**WHAT THE EXERCISE ASKS:** Read the listing below and copy out every line that holds "significance".

=-=-=

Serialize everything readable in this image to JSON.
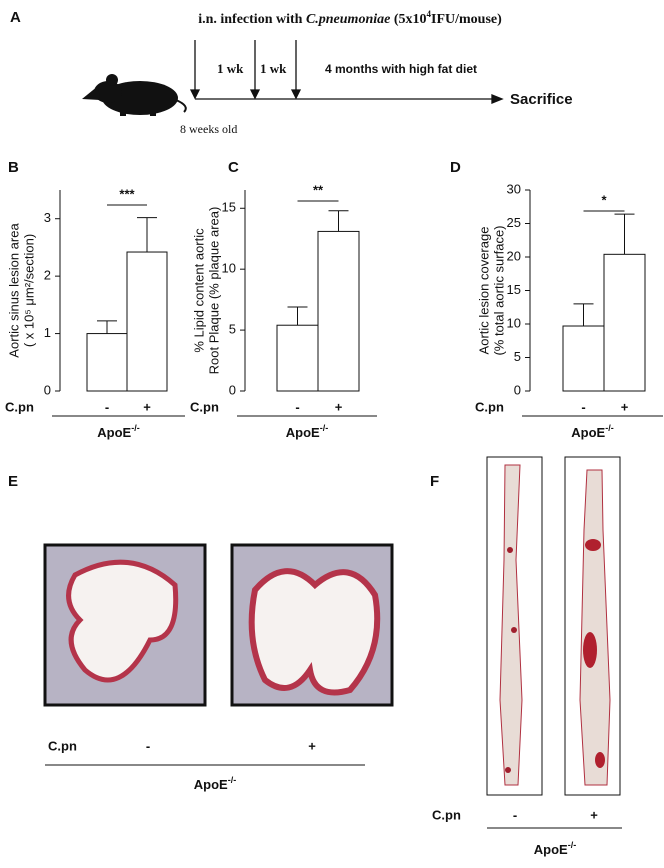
{
  "panel_labels": [
    "A",
    "B",
    "C",
    "D",
    "E",
    "F"
  ],
  "panel_a": {
    "title": [
      "i.n. infection with ",
      "C.pneumoniae",
      " (5x10",
      "4",
      "IFU/mouse)"
    ],
    "steps": [
      "1 wk",
      "1 wk"
    ],
    "diet": "4 months with high fat diet",
    "end": "Sacrifice",
    "age": "8 weeks old"
  },
  "chart_data": [
    {
      "type": "bar",
      "y_label": [
        "Aortic sinus lesion area",
        "( x 10⁵ μm²/section)"
      ],
      "categories": [
        "-",
        "+"
      ],
      "group_label": "C.pn",
      "genotype": {
        "base": "ApoE",
        "sup": "-/-"
      },
      "values": [
        1.0,
        2.42
      ],
      "errors": [
        0.22,
        0.6
      ],
      "significance": "***",
      "ylim": [
        0,
        3.5
      ],
      "yticks": [
        0,
        1,
        2,
        3
      ],
      "color": "#ffffff"
    },
    {
      "type": "bar",
      "y_label": [
        "% Lipid content aortic",
        "Root Plaque  (% plaque area)"
      ],
      "categories": [
        "-",
        "+"
      ],
      "group_label": "C.pn",
      "genotype": {
        "base": "ApoE",
        "sup": "-/-"
      },
      "values": [
        5.4,
        13.1
      ],
      "errors": [
        1.5,
        1.7
      ],
      "significance": "**",
      "ylim": [
        0,
        16.5
      ],
      "yticks": [
        0,
        5,
        10,
        15
      ],
      "color": "#ffffff"
    },
    {
      "type": "bar",
      "y_label": [
        "Aortic lesion coverage",
        "(% total aortic surface)"
      ],
      "categories": [
        "-",
        "+"
      ],
      "group_label": "C.pn",
      "genotype": {
        "base": "ApoE",
        "sup": "-/-"
      },
      "values": [
        9.7,
        20.4
      ],
      "errors": [
        3.3,
        6.0
      ],
      "significance": "*",
      "ylim": [
        0,
        30
      ],
      "yticks": [
        0,
        5,
        10,
        15,
        20,
        25,
        30
      ],
      "color": "#ffffff"
    }
  ],
  "panel_e": {
    "group_label": "C.pn",
    "categories": [
      "-",
      "+"
    ],
    "genotype": {
      "base": "ApoE",
      "sup": "-/-"
    }
  },
  "panel_f": {
    "group_label": "C.pn",
    "categories": [
      "-",
      "+"
    ],
    "genotype": {
      "base": "ApoE",
      "sup": "-/-"
    }
  }
}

=-=-=

**RESULT OF THIS TASK:**
      "significance": "***",
      "significance": "**",
      "significance": "*",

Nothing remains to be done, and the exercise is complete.